**Problem to solve**
Please report every line in the data below that contains the word "CoStarTM".

-- begin Data excerpts --

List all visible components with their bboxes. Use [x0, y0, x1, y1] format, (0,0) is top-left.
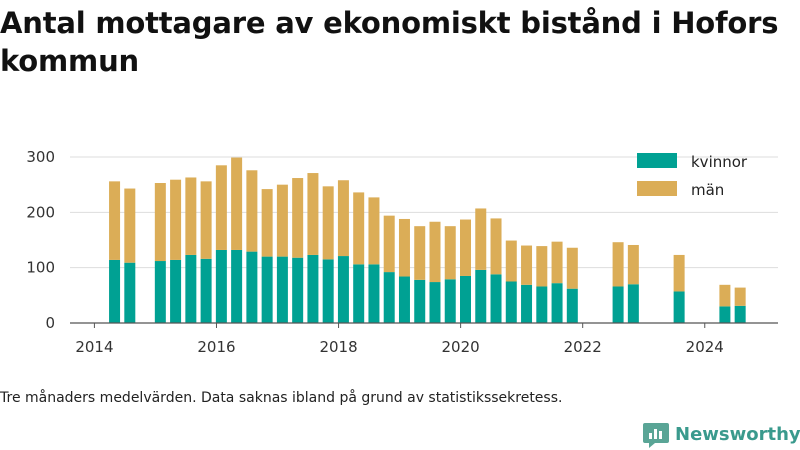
bar-man	[460, 219, 471, 276]
bar-kvinnor	[185, 254, 197, 323]
bar-kvinnor	[627, 284, 639, 323]
bar-man	[261, 189, 273, 257]
bar-kvinnor	[261, 256, 273, 323]
bar-man	[322, 186, 334, 260]
bar-kvinnor	[566, 288, 578, 323]
bar-kvinnor	[109, 259, 121, 323]
y-tick-label: 200	[26, 203, 55, 221]
x-tick-label: 2024	[686, 338, 724, 356]
legend-label-kvinnor: kvinnor	[691, 153, 748, 171]
bar-man	[475, 208, 487, 270]
bar-man	[551, 241, 563, 284]
y-tick-label: 100	[26, 259, 55, 277]
bar-kvinnor	[200, 258, 212, 323]
bar-man	[444, 226, 456, 280]
logo-text: Newsworthy	[675, 423, 800, 445]
bar-kvinnor	[414, 279, 426, 323]
bar-man	[627, 244, 639, 285]
bar-kvinnor	[460, 275, 471, 323]
bar-kvinnor	[292, 257, 304, 323]
bar-kvinnor	[536, 286, 548, 323]
bar-man	[170, 179, 182, 260]
y-tick-label: 300	[26, 148, 55, 166]
bar-man	[337, 180, 349, 257]
bar-kvinnor	[490, 274, 502, 323]
bar-man	[200, 181, 212, 259]
bar-man	[612, 242, 624, 287]
bar-man	[215, 165, 227, 250]
y-tick-label: 0	[45, 314, 55, 332]
bar-man	[185, 177, 197, 255]
bar-man	[353, 192, 365, 265]
bar-kvinnor	[429, 282, 441, 323]
chart-title: Antal mottagare av ekonomiskt bistånd i …	[0, 6, 779, 78]
bar-kvinnor	[719, 306, 731, 323]
bar-kvinnor	[337, 256, 349, 323]
bar-man	[154, 183, 166, 262]
x-tick-label: 2022	[564, 338, 602, 356]
bar-man	[124, 188, 136, 263]
bar-man	[673, 254, 685, 292]
bar-man	[505, 240, 517, 282]
bar-kvinnor	[322, 259, 334, 323]
bar-kvinnor	[231, 249, 243, 323]
bar-man	[398, 218, 410, 277]
bar-man	[429, 221, 441, 283]
bar-kvinnor	[368, 264, 380, 323]
bar-kvinnor	[521, 284, 533, 323]
bar-man	[109, 181, 121, 260]
axes: 0 100 200 300 2014 2016 2018 2020 2022 2024	[26, 148, 778, 356]
bar-kvinnor	[154, 261, 166, 323]
bar-kvinnor	[276, 256, 288, 323]
bar-kvinnor	[551, 283, 563, 323]
bar-kvinnor	[353, 264, 365, 323]
bar-kvinnor	[215, 249, 227, 323]
bar-kvinnor	[505, 281, 517, 323]
bar-kvinnor	[383, 272, 395, 323]
bar-man	[368, 197, 380, 265]
footnote: Tre månaders medelvärden. Data saknas ib…	[0, 390, 563, 406]
newsworthy-logo[interactable]: Newsworthy	[643, 420, 800, 448]
bar-man	[536, 246, 548, 287]
legend-label-man: män	[691, 181, 724, 199]
bar-kvinnor	[475, 269, 487, 323]
legend-swatch-kvinnor	[637, 153, 677, 168]
bar-kvinnor	[246, 251, 258, 323]
bar-man	[719, 284, 731, 307]
bar-kvinnor	[124, 262, 136, 323]
bar-kvinnor	[170, 259, 182, 323]
x-tick-label: 2014	[75, 338, 113, 356]
legend: kvinnor män	[637, 153, 748, 199]
bar-man	[566, 247, 578, 289]
x-tick-label: 2020	[442, 338, 480, 356]
stacked-bar-chart: 0 100 200 300 2014 2016 2018 2020 2022 2024 kvinn…	[26, 148, 778, 356]
bar-man	[490, 218, 502, 275]
bar-man	[734, 287, 746, 306]
x-tick-label: 2018	[319, 338, 357, 356]
bar-kvinnor	[612, 286, 624, 323]
x-tick-label: 2016	[197, 338, 235, 356]
bar-man	[276, 184, 288, 257]
bar-man	[414, 226, 426, 280]
bar-kvinnor	[673, 291, 685, 323]
bars	[109, 157, 746, 323]
newsworthy-logo-icon	[643, 423, 669, 448]
bar-man	[521, 245, 533, 285]
legend-swatch-man	[637, 181, 677, 196]
bar-kvinnor	[444, 279, 456, 323]
bar-man	[246, 170, 258, 252]
bar-kvinnor	[398, 276, 410, 323]
bar-kvinnor	[307, 254, 319, 323]
bar-kvinnor	[734, 305, 746, 323]
bar-man	[292, 178, 304, 258]
bar-man	[231, 157, 243, 250]
bar-man	[307, 173, 319, 255]
bar-man	[383, 215, 395, 273]
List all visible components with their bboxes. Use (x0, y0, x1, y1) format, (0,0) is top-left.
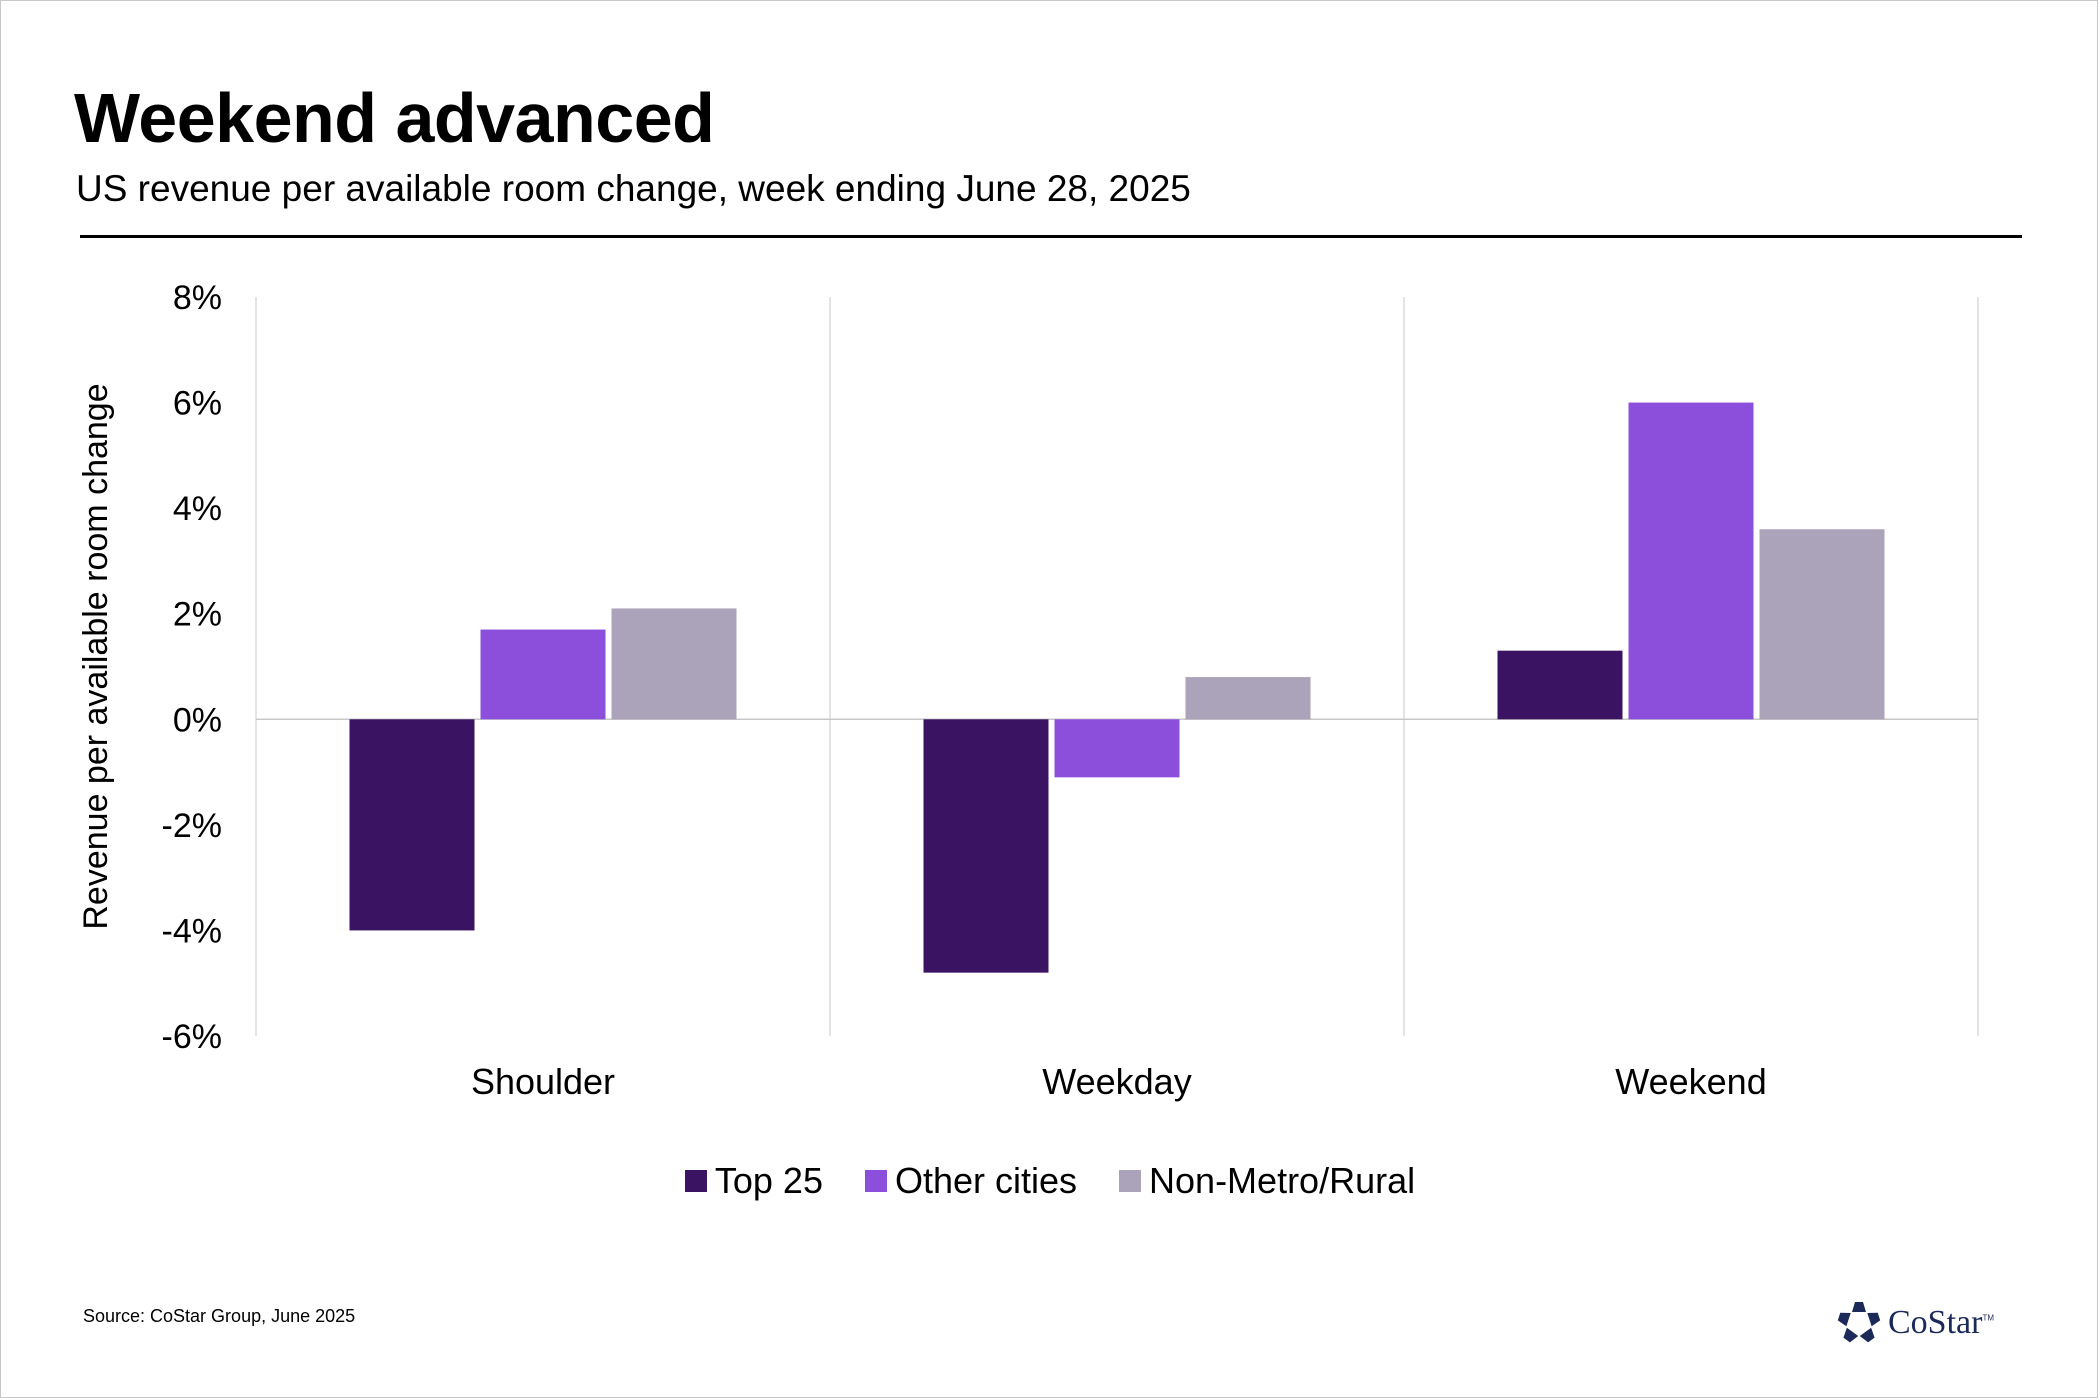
legend-swatch (684, 1170, 707, 1192)
source-note: Source: CoStar Group, June 2025 (83, 1306, 356, 1326)
costar-logo: CoStarTM (1836, 1300, 1994, 1346)
legend-label: Top 25 (714, 1160, 823, 1201)
logo-text: CoStar (1888, 1304, 1983, 1341)
y-tick-label: 4% (173, 490, 222, 528)
bar-weekend-2 (1759, 529, 1885, 720)
bar-weekend-1 (1628, 402, 1754, 720)
bar-weekday-1 (1054, 719, 1180, 778)
x-tick-label: Weekend (1615, 1061, 1766, 1102)
bar-shoulder-1 (480, 629, 606, 720)
bar-weekday-0 (923, 719, 1049, 973)
bar-shoulder-2 (611, 608, 737, 720)
x-tick-label: Shoulder (471, 1061, 615, 1102)
legend-swatch (864, 1170, 887, 1192)
logo-tm: TM (1982, 1313, 1995, 1323)
legend-label: Non-Metro/Rural (1149, 1160, 1416, 1201)
y-tick-label: 2% (173, 596, 222, 634)
y-tick-label: 0% (173, 701, 222, 739)
chart-subtitle: US revenue per available room change, we… (76, 168, 1191, 209)
logo-wordmark: CoStarTM (1888, 1304, 1994, 1342)
costar-star-icon (1837, 1302, 1881, 1343)
x-tick-label: Weekday (1042, 1061, 1191, 1102)
legend: Top 25 Other cities Non-Metro/Rural (0, 1160, 2100, 1202)
legend-item: Non-Metro/Rural (1119, 1160, 1415, 1202)
y-tick-label: 6% (173, 385, 222, 423)
legend-item: Top 25 (684, 1160, 823, 1202)
y-axis-label: Revenue per available room change (77, 383, 115, 929)
bar-shoulder-0 (349, 719, 475, 931)
title-divider (80, 235, 2022, 238)
y-tick-label: 8% (173, 279, 222, 317)
legend-item: Other cities (864, 1160, 1078, 1202)
y-tick-label: -4% (162, 912, 222, 950)
legend-swatch (1119, 1170, 1142, 1192)
y-tick-label: -6% (162, 1018, 222, 1056)
chart-title: Weekend advanced (74, 79, 715, 157)
legend-label: Other cities (894, 1160, 1078, 1201)
y-tick-label: -2% (162, 807, 222, 845)
bar-weekday-2 (1185, 677, 1311, 720)
bar-weekend-0 (1497, 650, 1623, 720)
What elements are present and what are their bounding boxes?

-- end Data excerpts --

**Problem solution**
costar-logo: CoStarTM (1836, 1300, 1994, 1346)
logo-wordmark: CoStarTM (1888, 1304, 1994, 1342)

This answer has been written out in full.